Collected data
------------------------------------
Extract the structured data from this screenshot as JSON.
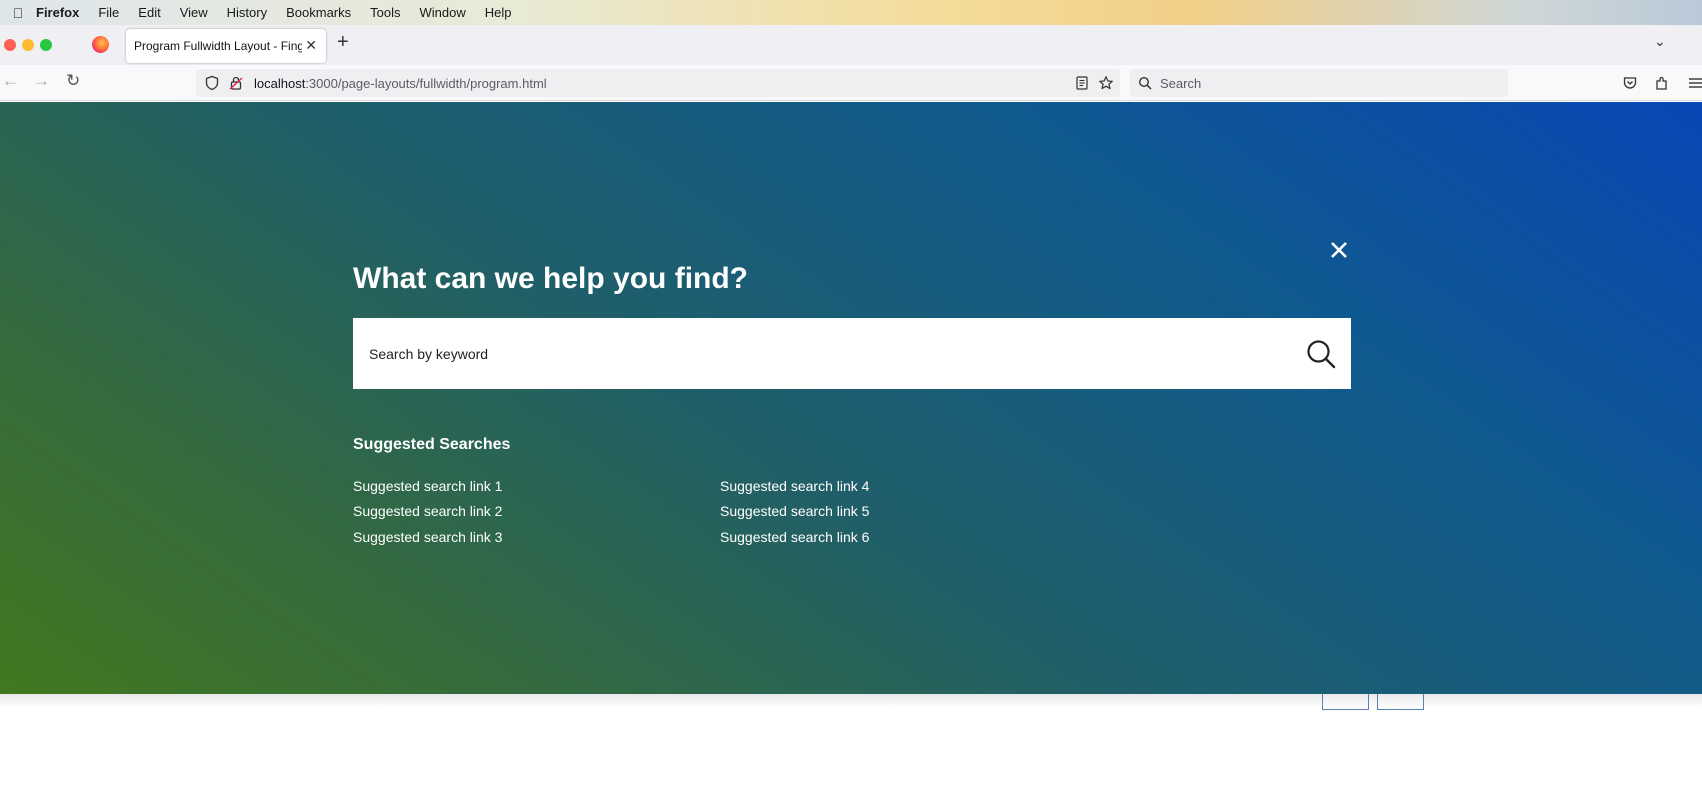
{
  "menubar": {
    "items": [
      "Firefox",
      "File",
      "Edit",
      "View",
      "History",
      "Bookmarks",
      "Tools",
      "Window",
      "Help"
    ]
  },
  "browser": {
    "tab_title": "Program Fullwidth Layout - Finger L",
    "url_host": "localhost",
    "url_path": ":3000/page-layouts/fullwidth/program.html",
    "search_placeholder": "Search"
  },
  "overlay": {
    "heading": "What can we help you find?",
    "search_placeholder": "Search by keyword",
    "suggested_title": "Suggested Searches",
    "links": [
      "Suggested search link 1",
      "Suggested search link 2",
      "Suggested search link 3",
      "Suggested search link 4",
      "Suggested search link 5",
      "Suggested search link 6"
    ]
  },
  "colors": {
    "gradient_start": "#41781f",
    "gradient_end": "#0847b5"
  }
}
------------------------------------
**Instruction**
Without the pictures, return all the records precisely as they stand.

**Complete answer**
Extract the structured data from this screenshot as JSON.
{
  "menubar": {
    "items": [
      "Firefox",
      "File",
      "Edit",
      "View",
      "History",
      "Bookmarks",
      "Tools",
      "Window",
      "Help"
    ]
  },
  "browser": {
    "tab_title": "Program Fullwidth Layout - Finger L",
    "url_host": "localhost",
    "url_path": ":3000/page-layouts/fullwidth/program.html",
    "search_placeholder": "Search"
  },
  "overlay": {
    "heading": "What can we help you find?",
    "search_placeholder": "Search by keyword",
    "suggested_title": "Suggested Searches",
    "links": [
      "Suggested search link 1",
      "Suggested search link 2",
      "Suggested search link 3",
      "Suggested search link 4",
      "Suggested search link 5",
      "Suggested search link 6"
    ]
  },
  "colors": {
    "gradient_start": "#41781f",
    "gradient_end": "#0847b5"
  }
}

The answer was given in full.